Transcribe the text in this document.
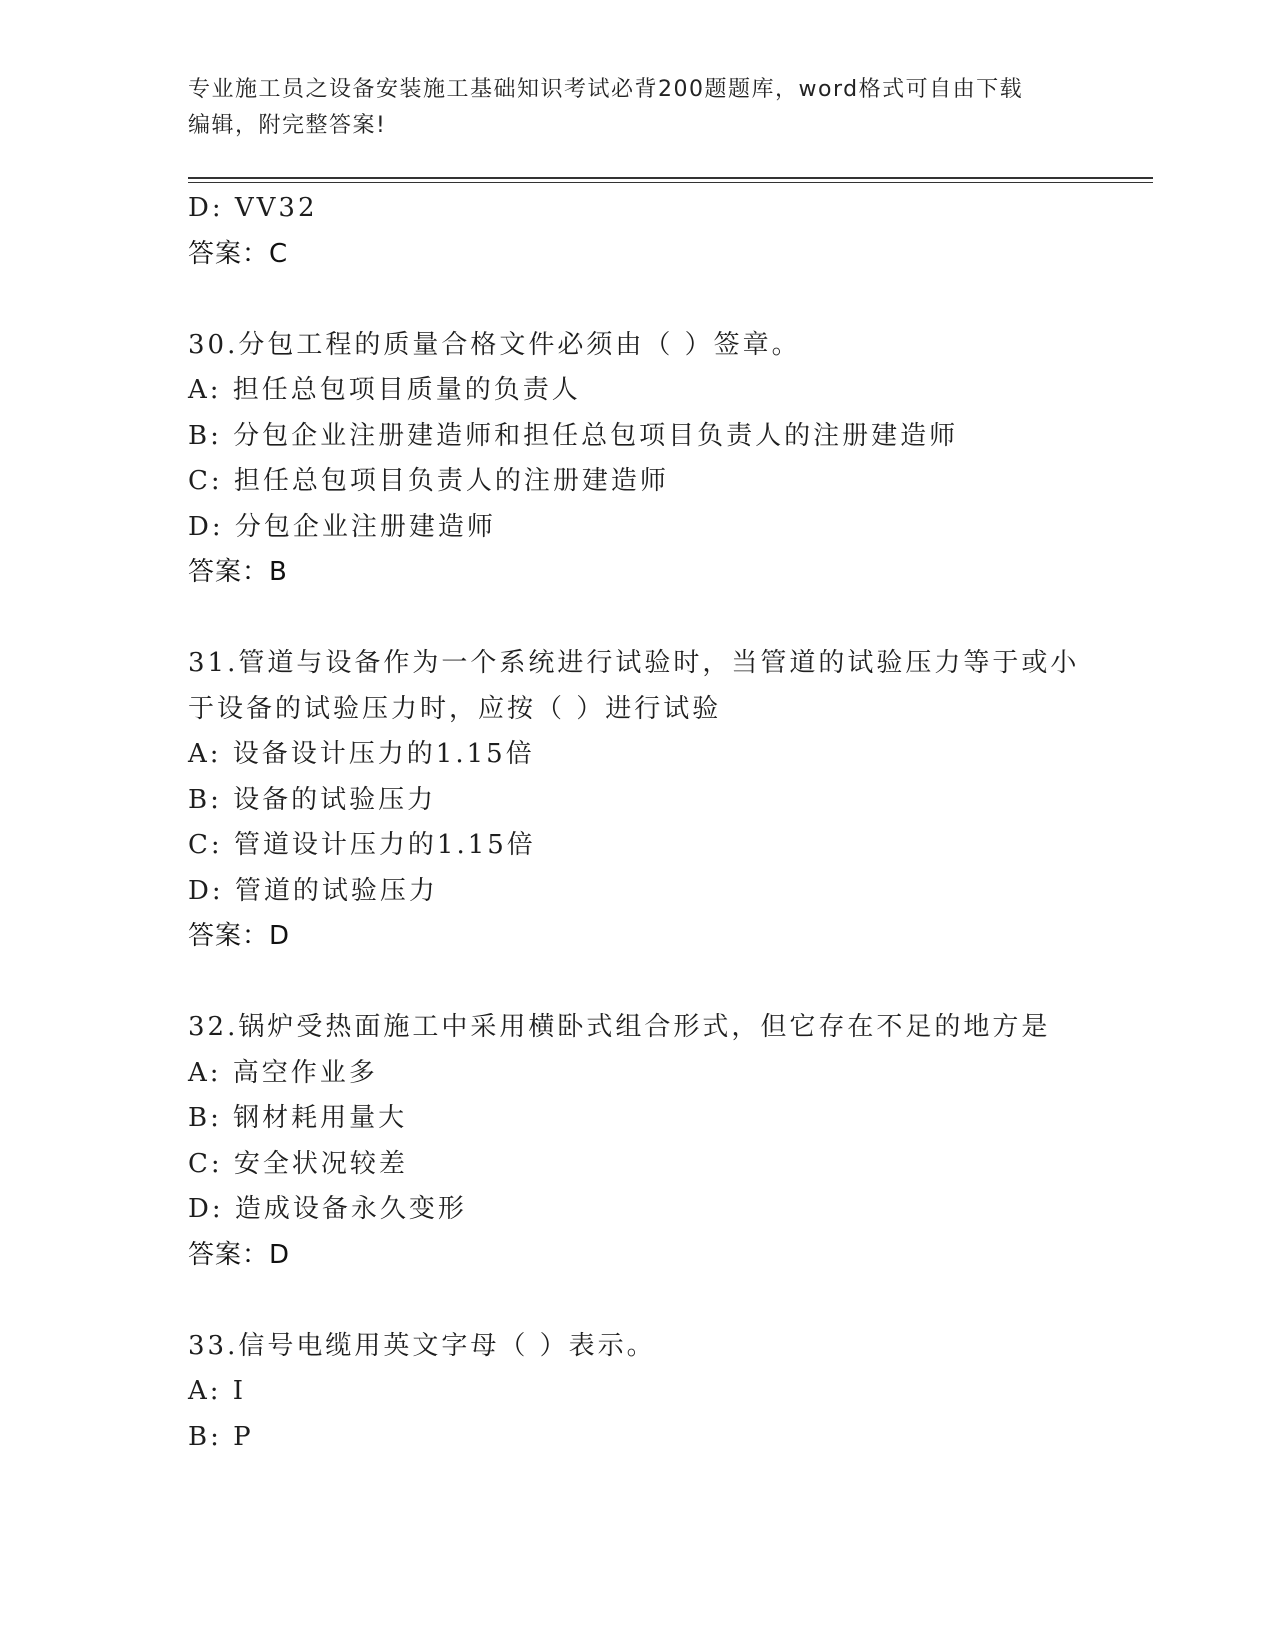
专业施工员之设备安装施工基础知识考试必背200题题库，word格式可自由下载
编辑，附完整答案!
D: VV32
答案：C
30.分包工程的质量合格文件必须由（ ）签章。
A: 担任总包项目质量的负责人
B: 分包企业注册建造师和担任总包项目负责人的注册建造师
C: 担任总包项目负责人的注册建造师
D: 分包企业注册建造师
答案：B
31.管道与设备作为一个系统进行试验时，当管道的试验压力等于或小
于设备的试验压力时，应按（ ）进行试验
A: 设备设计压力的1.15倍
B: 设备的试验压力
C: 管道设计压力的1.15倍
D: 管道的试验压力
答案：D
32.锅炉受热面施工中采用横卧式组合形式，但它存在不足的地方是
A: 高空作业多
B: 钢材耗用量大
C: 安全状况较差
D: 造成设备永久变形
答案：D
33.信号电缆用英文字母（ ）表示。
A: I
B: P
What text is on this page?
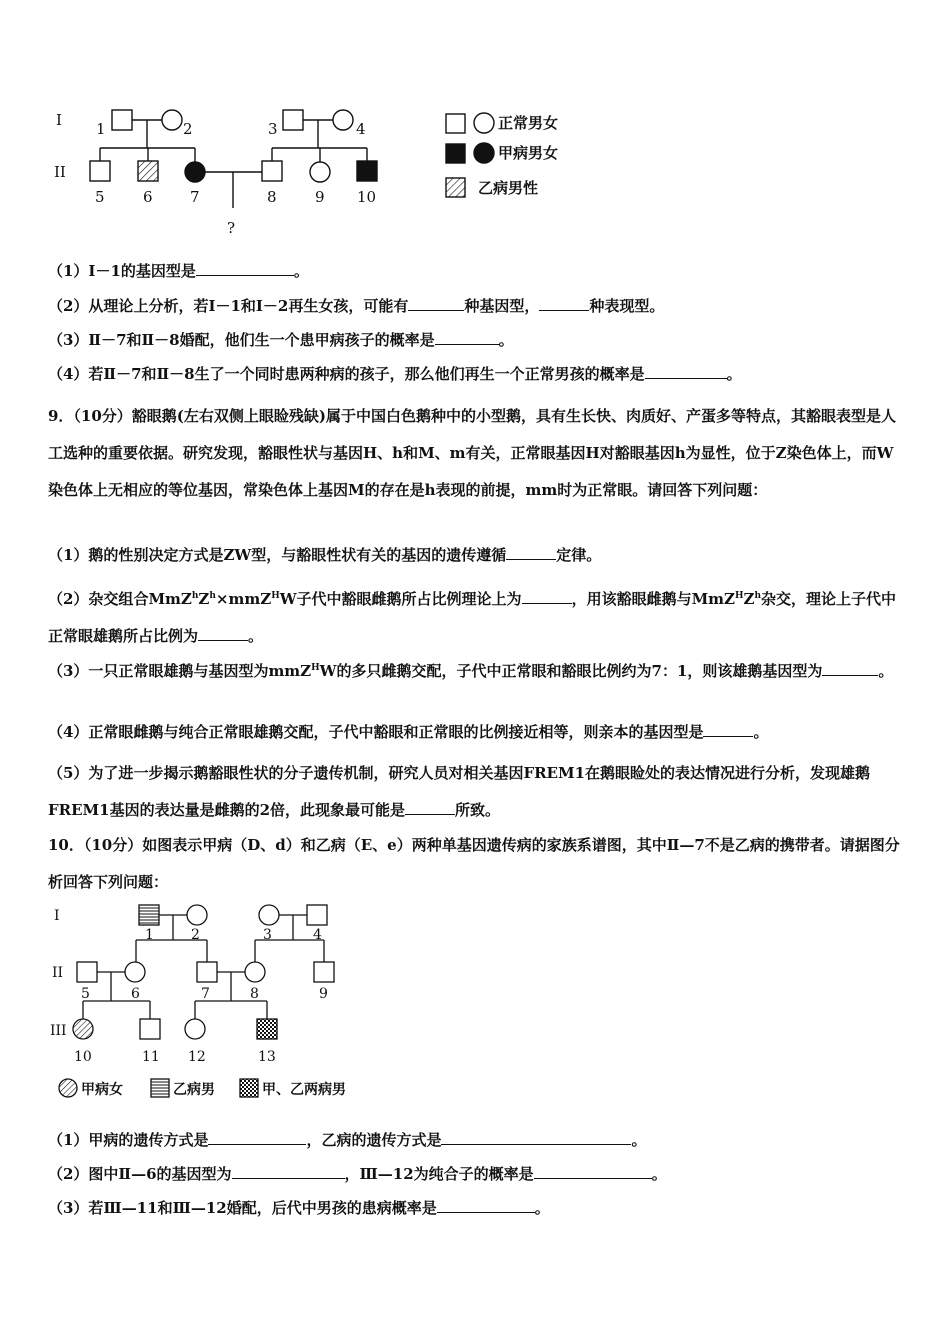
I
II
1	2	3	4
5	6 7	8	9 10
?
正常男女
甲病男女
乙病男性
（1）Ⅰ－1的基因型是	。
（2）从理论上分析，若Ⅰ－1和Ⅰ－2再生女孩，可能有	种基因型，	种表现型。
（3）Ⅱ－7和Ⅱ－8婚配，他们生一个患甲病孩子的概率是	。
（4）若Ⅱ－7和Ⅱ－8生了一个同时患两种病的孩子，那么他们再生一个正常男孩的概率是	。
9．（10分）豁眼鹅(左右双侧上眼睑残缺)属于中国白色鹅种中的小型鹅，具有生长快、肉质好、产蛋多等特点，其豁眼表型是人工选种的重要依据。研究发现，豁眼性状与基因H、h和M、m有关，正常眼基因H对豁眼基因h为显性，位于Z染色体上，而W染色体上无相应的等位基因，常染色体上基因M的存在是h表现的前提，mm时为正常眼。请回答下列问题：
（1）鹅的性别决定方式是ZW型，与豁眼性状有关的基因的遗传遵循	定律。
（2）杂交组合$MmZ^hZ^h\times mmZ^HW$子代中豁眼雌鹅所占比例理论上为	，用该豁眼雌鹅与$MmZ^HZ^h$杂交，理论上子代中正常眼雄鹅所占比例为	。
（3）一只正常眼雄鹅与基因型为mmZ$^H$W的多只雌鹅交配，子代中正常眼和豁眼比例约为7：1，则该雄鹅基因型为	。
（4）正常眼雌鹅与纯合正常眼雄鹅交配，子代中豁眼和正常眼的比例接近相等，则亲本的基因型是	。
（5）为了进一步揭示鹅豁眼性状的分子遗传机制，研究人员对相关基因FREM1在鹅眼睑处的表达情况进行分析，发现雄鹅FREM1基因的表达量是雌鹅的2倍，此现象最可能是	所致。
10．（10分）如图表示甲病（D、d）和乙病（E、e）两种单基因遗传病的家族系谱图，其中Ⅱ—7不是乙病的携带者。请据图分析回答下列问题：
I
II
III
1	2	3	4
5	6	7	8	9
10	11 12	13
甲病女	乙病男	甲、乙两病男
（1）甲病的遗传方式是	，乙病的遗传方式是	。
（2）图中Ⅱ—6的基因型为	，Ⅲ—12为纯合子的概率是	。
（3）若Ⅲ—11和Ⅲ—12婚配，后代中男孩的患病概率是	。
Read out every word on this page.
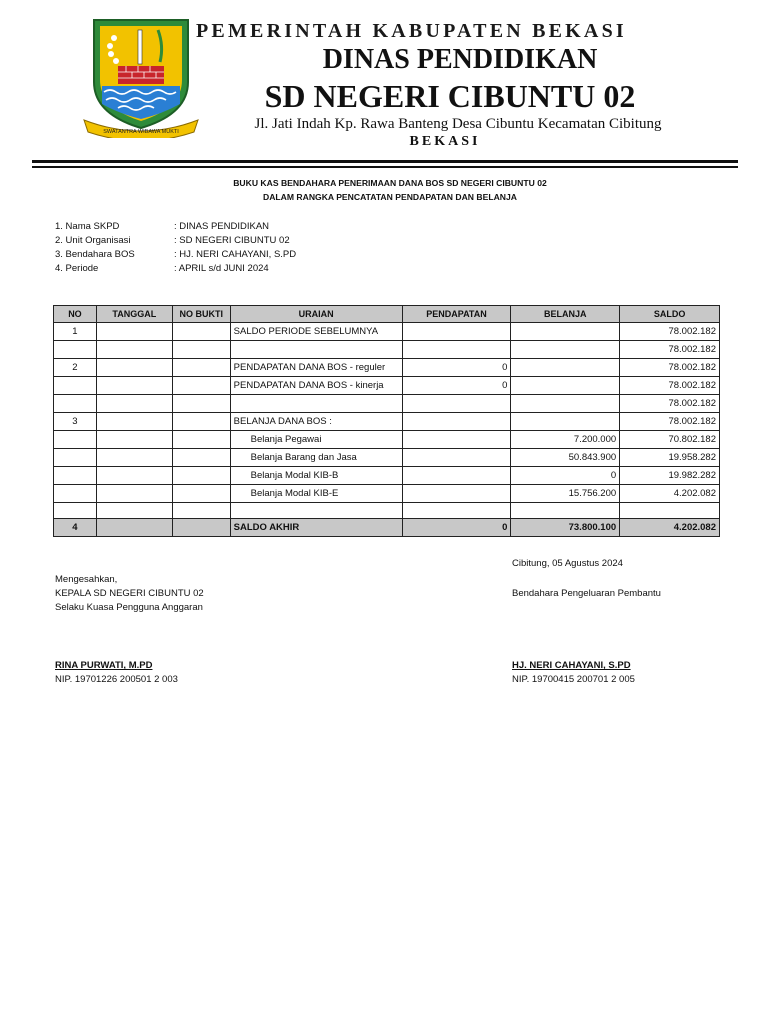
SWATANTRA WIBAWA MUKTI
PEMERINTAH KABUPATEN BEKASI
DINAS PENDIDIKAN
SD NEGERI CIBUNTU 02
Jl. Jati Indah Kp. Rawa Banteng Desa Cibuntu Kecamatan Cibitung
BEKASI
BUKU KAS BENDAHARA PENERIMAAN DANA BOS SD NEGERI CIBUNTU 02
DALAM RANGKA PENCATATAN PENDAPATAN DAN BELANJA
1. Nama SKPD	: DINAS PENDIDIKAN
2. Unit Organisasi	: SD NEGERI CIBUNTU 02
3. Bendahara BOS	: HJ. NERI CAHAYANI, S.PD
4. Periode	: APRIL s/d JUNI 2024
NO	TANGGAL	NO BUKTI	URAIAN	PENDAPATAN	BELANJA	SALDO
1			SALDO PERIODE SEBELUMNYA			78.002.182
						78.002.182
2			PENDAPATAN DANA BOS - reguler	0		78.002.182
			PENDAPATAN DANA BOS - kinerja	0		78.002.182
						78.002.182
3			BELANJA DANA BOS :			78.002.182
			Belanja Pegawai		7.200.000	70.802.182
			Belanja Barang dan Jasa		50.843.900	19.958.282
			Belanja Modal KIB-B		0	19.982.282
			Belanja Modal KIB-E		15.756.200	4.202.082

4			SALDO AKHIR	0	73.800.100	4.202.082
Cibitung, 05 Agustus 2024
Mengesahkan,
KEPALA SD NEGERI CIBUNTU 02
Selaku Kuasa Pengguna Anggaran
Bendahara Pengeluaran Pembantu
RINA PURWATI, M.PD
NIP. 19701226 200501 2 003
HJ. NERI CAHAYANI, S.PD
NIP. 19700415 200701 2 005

=== Task goal ===
Extract, from the listing above, every line where the string "DANA" occurs.

=== Result of the exercise ===
BUKU KAS BENDAHARA PENERIMAAN DANA BOS SD NEGERI CIBUNTU 02
2			PENDAPATAN DANA BOS - reguler	0		78.002.182
			PENDAPATAN DANA BOS - kinerja	0		78.002.182
3			BELANJA DANA BOS :			78.002.182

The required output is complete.